==== RECORDED INFORMATION ====

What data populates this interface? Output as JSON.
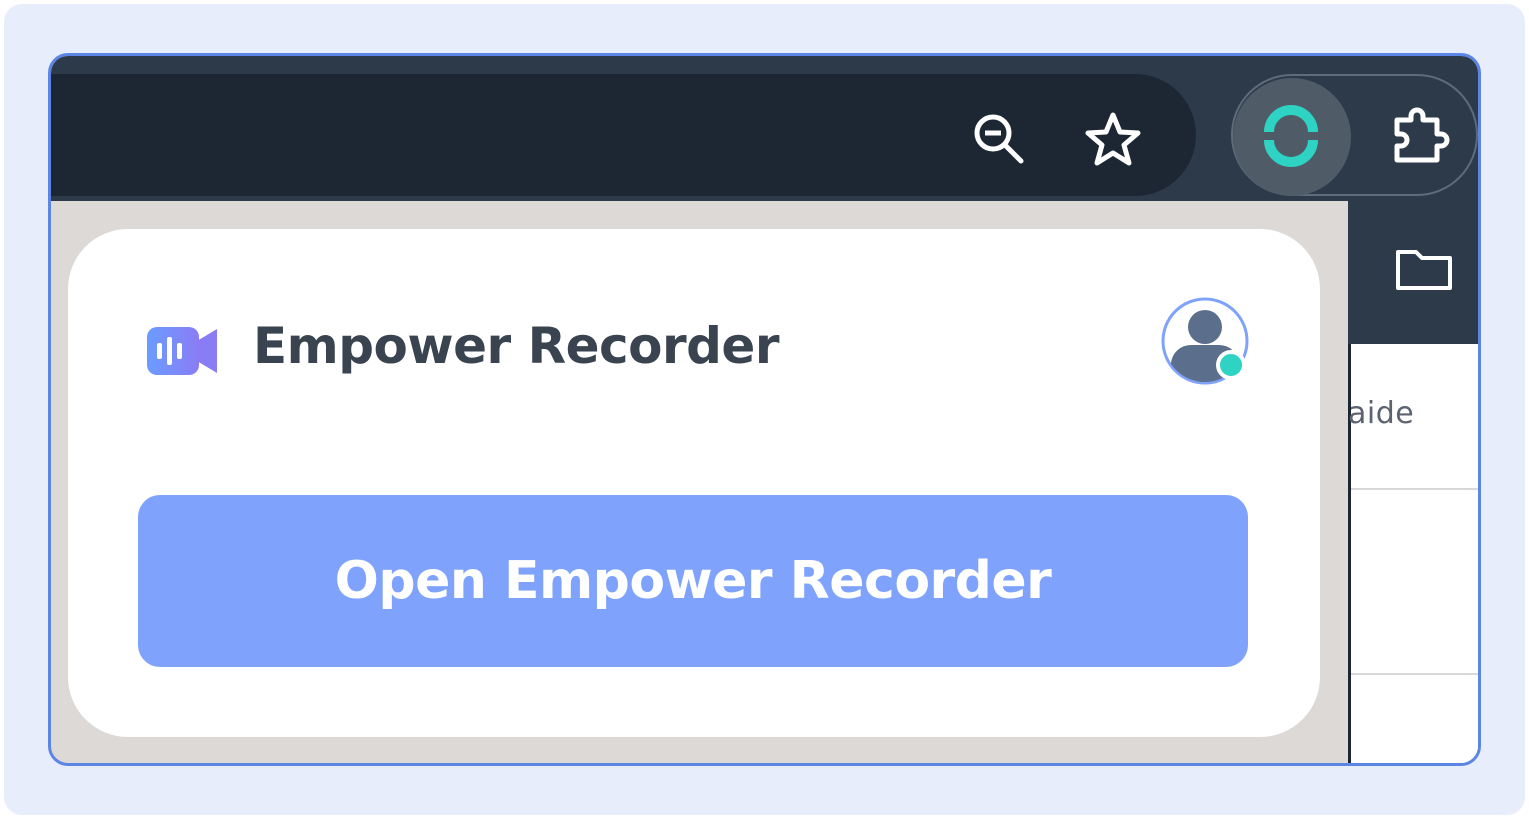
{
  "icons": {
    "zoom": "zoom-out-icon",
    "bookmark": "star-icon",
    "extension_active": "sync-icon",
    "extensions_menu": "puzzle-icon",
    "folder": "folder-icon",
    "app_logo": "recorder-logo-icon",
    "avatar": "user-avatar-icon"
  },
  "page": {
    "partial_text": "aide"
  },
  "popup": {
    "title": "Empower Recorder",
    "button_label": "Open Empower Recorder",
    "status": "online"
  },
  "colors": {
    "accent": "#7fa3fc",
    "brand_teal": "#2ed3c4",
    "frame_border": "#5b86e5",
    "toolbar": "#2c3a4a"
  }
}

====

#### PROBLEM TO SOLVE:
Copy every line above that holds the word "Empower".

#### WRITTEN SOLUTION:
    "title": "Empower Recorder",
    "button_label": "Open Empower Recorder",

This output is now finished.